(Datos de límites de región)
══════════════════════════════

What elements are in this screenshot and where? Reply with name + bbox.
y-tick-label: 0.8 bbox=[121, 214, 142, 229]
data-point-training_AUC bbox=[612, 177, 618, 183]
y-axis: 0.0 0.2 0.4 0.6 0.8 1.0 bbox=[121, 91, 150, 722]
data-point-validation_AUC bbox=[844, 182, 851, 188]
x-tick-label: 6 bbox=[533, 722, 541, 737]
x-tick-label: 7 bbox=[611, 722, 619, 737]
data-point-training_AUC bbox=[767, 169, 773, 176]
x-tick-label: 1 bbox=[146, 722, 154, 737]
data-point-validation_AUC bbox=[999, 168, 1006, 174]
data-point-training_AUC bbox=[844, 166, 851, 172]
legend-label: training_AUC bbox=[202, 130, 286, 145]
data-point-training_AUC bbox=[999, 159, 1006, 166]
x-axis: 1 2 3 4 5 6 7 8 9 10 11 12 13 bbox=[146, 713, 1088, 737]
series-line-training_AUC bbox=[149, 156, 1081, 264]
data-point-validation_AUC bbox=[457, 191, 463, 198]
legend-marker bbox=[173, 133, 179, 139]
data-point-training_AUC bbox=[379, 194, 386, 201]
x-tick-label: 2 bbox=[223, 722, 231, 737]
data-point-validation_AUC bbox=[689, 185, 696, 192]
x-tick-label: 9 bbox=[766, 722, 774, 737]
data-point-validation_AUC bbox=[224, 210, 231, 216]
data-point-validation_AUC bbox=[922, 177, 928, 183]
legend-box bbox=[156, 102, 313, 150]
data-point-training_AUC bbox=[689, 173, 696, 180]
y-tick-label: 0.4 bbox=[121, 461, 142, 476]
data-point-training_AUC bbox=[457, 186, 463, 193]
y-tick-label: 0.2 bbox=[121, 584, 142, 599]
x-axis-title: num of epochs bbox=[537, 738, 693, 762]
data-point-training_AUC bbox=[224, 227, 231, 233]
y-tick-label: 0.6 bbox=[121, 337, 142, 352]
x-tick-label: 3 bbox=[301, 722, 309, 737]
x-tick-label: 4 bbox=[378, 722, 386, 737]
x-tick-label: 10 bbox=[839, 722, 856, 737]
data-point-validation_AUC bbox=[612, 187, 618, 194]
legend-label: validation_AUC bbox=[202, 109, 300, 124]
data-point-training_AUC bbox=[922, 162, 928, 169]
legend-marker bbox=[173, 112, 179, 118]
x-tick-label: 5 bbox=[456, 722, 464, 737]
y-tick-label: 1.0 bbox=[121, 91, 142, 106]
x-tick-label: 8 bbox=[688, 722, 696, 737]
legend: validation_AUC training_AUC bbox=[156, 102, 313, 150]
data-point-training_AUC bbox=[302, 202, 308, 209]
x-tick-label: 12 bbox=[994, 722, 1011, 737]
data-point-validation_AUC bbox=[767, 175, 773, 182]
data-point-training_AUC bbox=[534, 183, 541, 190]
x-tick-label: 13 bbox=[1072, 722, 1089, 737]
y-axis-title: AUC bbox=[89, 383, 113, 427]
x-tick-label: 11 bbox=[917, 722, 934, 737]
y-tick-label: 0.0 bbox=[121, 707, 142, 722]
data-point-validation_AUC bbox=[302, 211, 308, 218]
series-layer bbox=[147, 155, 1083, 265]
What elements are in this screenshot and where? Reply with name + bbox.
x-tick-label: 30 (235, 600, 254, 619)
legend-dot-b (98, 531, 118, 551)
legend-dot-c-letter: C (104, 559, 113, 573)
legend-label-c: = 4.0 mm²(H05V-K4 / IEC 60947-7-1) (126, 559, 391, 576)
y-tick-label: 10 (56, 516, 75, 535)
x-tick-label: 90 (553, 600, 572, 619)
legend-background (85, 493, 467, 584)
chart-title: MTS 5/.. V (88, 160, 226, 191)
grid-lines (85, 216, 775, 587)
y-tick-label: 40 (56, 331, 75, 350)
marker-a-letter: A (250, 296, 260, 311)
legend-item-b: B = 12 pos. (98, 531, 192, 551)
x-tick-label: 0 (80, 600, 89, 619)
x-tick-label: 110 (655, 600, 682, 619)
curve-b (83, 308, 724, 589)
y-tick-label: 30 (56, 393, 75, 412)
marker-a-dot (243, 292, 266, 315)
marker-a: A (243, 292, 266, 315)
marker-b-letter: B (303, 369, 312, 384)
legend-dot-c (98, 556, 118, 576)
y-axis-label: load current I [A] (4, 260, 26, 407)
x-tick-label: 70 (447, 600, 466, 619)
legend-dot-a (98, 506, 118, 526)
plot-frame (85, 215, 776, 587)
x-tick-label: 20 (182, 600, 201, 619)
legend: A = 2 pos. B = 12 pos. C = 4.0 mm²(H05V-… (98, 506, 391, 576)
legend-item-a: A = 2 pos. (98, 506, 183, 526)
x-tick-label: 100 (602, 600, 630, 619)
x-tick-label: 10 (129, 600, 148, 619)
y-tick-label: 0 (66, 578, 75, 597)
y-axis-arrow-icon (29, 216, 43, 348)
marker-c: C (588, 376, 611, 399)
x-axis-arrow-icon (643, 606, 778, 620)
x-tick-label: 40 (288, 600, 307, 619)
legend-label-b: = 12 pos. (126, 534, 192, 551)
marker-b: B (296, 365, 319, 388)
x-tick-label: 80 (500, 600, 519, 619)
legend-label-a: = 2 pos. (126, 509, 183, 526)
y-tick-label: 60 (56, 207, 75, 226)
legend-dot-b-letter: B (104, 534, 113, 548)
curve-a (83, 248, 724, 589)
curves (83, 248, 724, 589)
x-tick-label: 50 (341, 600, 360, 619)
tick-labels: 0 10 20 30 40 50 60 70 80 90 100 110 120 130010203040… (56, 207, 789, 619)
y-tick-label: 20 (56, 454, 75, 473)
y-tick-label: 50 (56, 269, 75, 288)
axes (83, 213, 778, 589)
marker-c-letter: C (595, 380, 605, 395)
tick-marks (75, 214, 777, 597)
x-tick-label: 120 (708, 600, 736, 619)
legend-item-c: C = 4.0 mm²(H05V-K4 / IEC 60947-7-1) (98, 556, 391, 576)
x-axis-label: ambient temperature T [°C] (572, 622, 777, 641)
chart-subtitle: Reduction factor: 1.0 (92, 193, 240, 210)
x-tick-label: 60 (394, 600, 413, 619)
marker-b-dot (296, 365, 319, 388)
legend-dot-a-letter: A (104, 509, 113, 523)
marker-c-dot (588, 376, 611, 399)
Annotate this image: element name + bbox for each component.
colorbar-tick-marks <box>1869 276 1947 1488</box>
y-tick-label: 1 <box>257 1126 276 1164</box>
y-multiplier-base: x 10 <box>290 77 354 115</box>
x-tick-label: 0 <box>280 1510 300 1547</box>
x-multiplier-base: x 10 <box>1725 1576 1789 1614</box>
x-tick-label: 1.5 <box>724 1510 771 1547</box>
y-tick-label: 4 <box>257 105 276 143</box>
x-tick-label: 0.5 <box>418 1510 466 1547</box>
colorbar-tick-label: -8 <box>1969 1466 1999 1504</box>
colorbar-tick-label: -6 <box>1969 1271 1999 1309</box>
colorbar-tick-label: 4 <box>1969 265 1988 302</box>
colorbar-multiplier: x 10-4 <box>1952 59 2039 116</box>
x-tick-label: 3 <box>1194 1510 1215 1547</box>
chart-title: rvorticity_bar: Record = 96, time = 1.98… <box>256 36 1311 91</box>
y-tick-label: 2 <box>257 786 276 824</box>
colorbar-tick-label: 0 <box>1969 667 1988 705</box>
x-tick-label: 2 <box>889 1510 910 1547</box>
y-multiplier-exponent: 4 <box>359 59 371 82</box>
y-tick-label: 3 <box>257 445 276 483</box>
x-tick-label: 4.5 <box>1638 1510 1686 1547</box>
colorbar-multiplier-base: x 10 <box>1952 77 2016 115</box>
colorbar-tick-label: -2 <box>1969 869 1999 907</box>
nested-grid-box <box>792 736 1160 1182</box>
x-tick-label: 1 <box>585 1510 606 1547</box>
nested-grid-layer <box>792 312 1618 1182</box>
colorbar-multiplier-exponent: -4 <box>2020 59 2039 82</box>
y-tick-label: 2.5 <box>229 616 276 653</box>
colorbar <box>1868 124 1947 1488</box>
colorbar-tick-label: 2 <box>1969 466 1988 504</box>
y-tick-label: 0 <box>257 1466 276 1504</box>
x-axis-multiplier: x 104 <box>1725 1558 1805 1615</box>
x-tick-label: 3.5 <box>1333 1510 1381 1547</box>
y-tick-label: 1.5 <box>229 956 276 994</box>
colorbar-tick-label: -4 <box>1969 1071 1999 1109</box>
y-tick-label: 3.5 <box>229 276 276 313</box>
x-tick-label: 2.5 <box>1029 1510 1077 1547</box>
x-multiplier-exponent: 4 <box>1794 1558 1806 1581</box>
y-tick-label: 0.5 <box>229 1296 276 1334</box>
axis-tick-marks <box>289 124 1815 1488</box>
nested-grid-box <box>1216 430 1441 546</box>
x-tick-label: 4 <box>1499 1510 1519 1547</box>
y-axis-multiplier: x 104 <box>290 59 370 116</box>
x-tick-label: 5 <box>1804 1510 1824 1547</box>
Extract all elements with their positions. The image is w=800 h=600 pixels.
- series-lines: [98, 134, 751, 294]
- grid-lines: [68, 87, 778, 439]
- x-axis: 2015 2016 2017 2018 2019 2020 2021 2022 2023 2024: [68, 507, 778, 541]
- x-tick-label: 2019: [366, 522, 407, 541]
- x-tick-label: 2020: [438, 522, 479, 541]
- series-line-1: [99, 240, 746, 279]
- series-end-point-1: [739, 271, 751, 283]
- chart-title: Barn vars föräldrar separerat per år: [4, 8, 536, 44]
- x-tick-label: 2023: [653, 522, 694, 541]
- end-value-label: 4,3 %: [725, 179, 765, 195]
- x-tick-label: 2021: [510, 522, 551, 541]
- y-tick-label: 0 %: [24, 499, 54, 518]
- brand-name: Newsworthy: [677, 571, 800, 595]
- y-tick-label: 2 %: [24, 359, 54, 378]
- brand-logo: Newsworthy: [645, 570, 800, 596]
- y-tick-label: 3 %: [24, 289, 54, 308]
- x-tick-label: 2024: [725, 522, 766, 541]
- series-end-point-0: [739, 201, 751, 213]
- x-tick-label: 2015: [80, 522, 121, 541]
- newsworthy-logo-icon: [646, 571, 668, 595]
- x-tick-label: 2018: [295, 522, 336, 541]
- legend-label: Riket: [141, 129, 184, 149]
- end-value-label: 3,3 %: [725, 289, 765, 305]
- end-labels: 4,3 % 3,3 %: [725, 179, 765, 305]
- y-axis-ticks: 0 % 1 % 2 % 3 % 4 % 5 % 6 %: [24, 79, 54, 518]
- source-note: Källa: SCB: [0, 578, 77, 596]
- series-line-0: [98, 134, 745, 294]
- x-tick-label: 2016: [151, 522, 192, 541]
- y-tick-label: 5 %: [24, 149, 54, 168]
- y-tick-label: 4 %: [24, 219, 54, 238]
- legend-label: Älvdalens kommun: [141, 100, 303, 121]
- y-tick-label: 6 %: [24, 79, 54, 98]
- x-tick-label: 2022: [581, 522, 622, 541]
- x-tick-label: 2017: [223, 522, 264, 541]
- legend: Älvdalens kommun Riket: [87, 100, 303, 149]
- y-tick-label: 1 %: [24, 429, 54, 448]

══════════════════════════════

» Qué hacer
Por favor, repite sin cambios las entradas anteriores desde la primera línea hasta la línea que contiene "legend-box bbox=[156, 102, 313, 150]", incluida esta.

» Resultado del ejercicio
What elements are in this screenshot and where? Reply with name + bbox.
y-tick-label: 0.8 bbox=[121, 214, 142, 229]
data-point-training_AUC bbox=[612, 177, 618, 183]
y-axis: 0.0 0.2 0.4 0.6 0.8 1.0 bbox=[121, 91, 150, 722]
data-point-validation_AUC bbox=[844, 182, 851, 188]
x-tick-label: 6 bbox=[533, 722, 541, 737]
x-tick-label: 7 bbox=[611, 722, 619, 737]
data-point-training_AUC bbox=[767, 169, 773, 176]
x-tick-label: 1 bbox=[146, 722, 154, 737]
data-point-validation_AUC bbox=[999, 168, 1006, 174]
data-point-training_AUC bbox=[844, 166, 851, 172]
legend-label: training_AUC bbox=[202, 130, 286, 145]
data-point-training_AUC bbox=[999, 159, 1006, 166]
x-axis: 1 2 3 4 5 6 7 8 9 10 11 12 13 bbox=[146, 713, 1088, 737]
series-line-training_AUC bbox=[149, 156, 1081, 264]
data-point-validation_AUC bbox=[457, 191, 463, 198]
legend-marker bbox=[173, 133, 179, 139]
data-point-training_AUC bbox=[379, 194, 386, 201]
x-tick-label: 2 bbox=[223, 722, 231, 737]
data-point-validation_AUC bbox=[689, 185, 696, 192]
x-tick-label: 9 bbox=[766, 722, 774, 737]
data-point-validation_AUC bbox=[224, 210, 231, 216]
data-point-validation_AUC bbox=[922, 177, 928, 183]
legend-box bbox=[156, 102, 313, 150]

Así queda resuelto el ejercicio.